(Short exercise) Verbatim output of all the material below is required.

(Exercise inputs)
## START

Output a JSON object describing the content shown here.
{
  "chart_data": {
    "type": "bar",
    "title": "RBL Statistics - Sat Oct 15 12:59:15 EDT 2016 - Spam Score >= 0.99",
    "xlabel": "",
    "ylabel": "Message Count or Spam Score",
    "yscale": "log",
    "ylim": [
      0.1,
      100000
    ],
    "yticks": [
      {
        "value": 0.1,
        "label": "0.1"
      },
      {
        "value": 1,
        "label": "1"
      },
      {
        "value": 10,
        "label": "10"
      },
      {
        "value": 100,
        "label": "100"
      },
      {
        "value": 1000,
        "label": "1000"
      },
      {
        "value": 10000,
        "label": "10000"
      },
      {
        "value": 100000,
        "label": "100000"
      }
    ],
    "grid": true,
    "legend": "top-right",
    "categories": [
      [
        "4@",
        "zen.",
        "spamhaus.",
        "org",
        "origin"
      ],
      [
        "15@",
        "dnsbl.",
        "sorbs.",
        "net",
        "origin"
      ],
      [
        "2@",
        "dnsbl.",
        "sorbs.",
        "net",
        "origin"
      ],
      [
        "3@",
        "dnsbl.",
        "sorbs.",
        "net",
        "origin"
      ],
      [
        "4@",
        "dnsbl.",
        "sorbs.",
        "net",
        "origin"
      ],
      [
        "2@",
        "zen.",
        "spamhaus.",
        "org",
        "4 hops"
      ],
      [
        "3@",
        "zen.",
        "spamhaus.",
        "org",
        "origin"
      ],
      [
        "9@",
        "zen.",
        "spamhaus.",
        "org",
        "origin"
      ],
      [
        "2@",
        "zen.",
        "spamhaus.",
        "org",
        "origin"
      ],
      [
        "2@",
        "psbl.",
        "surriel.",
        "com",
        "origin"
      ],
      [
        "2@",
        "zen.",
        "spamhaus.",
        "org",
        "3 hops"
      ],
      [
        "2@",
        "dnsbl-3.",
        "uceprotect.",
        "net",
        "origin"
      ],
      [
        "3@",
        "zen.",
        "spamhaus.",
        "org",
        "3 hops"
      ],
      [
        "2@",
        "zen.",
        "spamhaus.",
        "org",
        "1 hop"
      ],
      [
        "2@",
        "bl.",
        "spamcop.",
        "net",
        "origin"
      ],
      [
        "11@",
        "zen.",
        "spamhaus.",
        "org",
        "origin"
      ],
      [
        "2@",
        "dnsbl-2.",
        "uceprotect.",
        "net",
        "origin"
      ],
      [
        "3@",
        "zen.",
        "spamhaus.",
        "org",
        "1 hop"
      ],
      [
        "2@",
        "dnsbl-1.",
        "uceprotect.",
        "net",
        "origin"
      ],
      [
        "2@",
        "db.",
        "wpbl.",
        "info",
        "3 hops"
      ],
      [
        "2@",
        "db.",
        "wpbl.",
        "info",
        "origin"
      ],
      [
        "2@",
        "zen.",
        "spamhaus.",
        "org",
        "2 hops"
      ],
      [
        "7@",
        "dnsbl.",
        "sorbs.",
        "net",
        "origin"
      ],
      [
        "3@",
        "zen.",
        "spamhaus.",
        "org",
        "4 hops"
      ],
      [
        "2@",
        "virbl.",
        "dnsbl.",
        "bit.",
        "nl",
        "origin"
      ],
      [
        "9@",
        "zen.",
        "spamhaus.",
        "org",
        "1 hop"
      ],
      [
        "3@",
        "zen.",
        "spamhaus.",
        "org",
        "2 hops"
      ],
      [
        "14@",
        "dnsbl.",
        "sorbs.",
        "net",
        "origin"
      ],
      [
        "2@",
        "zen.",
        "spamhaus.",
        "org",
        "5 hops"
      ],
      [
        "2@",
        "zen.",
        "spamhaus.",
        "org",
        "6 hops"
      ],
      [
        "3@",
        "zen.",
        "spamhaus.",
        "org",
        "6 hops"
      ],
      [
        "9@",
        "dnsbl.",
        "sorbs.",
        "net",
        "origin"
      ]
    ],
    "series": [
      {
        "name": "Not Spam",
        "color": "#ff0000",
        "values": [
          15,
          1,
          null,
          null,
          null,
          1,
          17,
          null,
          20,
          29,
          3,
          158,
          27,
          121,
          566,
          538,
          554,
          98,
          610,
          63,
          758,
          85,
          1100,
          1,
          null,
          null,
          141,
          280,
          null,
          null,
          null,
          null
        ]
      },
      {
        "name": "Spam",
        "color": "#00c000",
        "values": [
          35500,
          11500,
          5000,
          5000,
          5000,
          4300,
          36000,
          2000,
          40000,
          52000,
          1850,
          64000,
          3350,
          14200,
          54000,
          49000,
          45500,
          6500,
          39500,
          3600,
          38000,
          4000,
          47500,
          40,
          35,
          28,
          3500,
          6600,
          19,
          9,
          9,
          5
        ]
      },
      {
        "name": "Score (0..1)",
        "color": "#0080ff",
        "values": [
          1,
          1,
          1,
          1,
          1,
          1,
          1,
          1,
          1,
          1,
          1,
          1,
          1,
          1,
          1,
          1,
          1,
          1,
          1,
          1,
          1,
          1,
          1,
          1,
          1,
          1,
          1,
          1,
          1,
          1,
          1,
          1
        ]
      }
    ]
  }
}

## END

(Solution to this problem)
Output a JSON object describing the content shown here.
{
  "chart_data": {
    "type": "bar",
    "title": "RBL Statistics - Sat Oct 15 12:59:15 EDT 2016 - Spam Score >= 0.99",
    "xlabel": "",
    "ylabel": "Message Count or Spam Score",
    "yscale": "log",
    "ylim": [
      0.1,
      100000
    ],
    "yticks": [
      {
        "value": 0.1,
        "label": "0.1"
      },
      {
        "value": 1,
        "label": "1"
      },
      {
        "value": 10,
        "label": "10"
      },
      {
        "value": 100,
        "label": "100"
      },
      {
        "value": 1000,
        "label": "1000"
      },
      {
        "value": 10000,
        "label": "10000"
      },
      {
        "value": 100000,
        "label": "100000"
      }
    ],
    "grid": true,
    "legend": "top-right",
    "categories": [
      [
        "4@",
        "zen.",
        "spamhaus.",
        "org",
        "origin"
      ],
      [
        "15@",
        "dnsbl.",
        "sorbs.",
        "net",
        "origin"
      ],
      [
        "2@",
        "dnsbl.",
        "sorbs.",
        "net",
        "origin"
      ],
      [
        "3@",
        "dnsbl.",
        "sorbs.",
        "net",
        "origin"
      ],
      [
        "4@",
        "dnsbl.",
        "sorbs.",
        "net",
        "origin"
      ],
      [
        "2@",
        "zen.",
        "spamhaus.",
        "org",
        "4 hops"
      ],
      [
        "3@",
        "zen.",
        "spamhaus.",
        "org",
        "origin"
      ],
      [
        "9@",
        "zen.",
        "spamhaus.",
        "org",
        "origin"
      ],
      [
        "2@",
        "zen.",
        "spamhaus.",
        "org",
        "origin"
      ],
      [
        "2@",
        "psbl.",
        "surriel.",
        "com",
        "origin"
      ],
      [
        "2@",
        "zen.",
        "spamhaus.",
        "org",
        "3 hops"
      ],
      [
        "2@",
        "dnsbl-3.",
        "uceprotect.",
        "net",
        "origin"
      ],
      [
        "3@",
        "zen.",
        "spamhaus.",
        "org",
        "3 hops"
      ],
      [
        "2@",
        "zen.",
        "spamhaus.",
        "org",
        "1 hop"
      ],
      [
        "2@",
        "bl.",
        "spamcop.",
        "net",
        "origin"
      ],
      [
        "11@",
        "zen.",
        "spamhaus.",
        "org",
        "origin"
      ],
      [
        "2@",
        "dnsbl-2.",
        "uceprotect.",
        "net",
        "origin"
      ],
      [
        "3@",
        "zen.",
        "spamhaus.",
        "org",
        "1 hop"
      ],
      [
        "2@",
        "dnsbl-1.",
        "uceprotect.",
        "net",
        "origin"
      ],
      [
        "2@",
        "db.",
        "wpbl.",
        "info",
        "3 hops"
      ],
      [
        "2@",
        "db.",
        "wpbl.",
        "info",
        "origin"
      ],
      [
        "2@",
        "zen.",
        "spamhaus.",
        "org",
        "2 hops"
      ],
      [
        "7@",
        "dnsbl.",
        "sorbs.",
        "net",
        "origin"
      ],
      [
        "3@",
        "zen.",
        "spamhaus.",
        "org",
        "4 hops"
      ],
      [
        "2@",
        "virbl.",
        "dnsbl.",
        "bit.",
        "nl",
        "origin"
      ],
      [
        "9@",
        "zen.",
        "spamhaus.",
        "org",
        "1 hop"
      ],
      [
        "3@",
        "zen.",
        "spamhaus.",
        "org",
        "2 hops"
      ],
      [
        "14@",
        "dnsbl.",
        "sorbs.",
        "net",
        "origin"
      ],
      [
        "2@",
        "zen.",
        "spamhaus.",
        "org",
        "5 hops"
      ],
      [
        "2@",
        "zen.",
        "spamhaus.",
        "org",
        "6 hops"
      ],
      [
        "3@",
        "zen.",
        "spamhaus.",
        "org",
        "6 hops"
      ],
      [
        "9@",
        "dnsbl.",
        "sorbs.",
        "net",
        "origin"
      ]
    ],
    "series": [
      {
        "name": "Not Spam",
        "color": "#ff0000",
        "values": [
          15,
          1,
          null,
          null,
          null,
          1,
          17,
          null,
          20,
          29,
          3,
          158,
          27,
          121,
          566,
          538,
          554,
          98,
          610,
          63,
          758,
          85,
          1100,
          1,
          null,
          null,
          141,
          280,
          null,
          null,
          null,
          null
        ]
      },
      {
        "name": "Spam",
        "color": "#00c000",
        "values": [
          35500,
          11500,
          5000,
          5000,
          5000,
          4300,
          36000,
          2000,
          40000,
          52000,
          1850,
          64000,
          3350,
          14200,
          54000,
          49000,
          45500,
          6500,
          39500,
          3600,
          38000,
          4000,
          47500,
          40,
          35,
          28,
          3500,
          6600,
          19,
          9,
          9,
          5
        ]
      },
      {
        "name": "Score (0..1)",
        "color": "#0080ff",
        "values": [
          1,
          1,
          1,
          1,
          1,
          1,
          1,
          1,
          1,
          1,
          1,
          1,
          1,
          1,
          1,
          1,
          1,
          1,
          1,
          1,
          1,
          1,
          1,
          1,
          1,
          1,
          1,
          1,
          1,
          1,
          1,
          1
        ]
      }
    ]
  }
}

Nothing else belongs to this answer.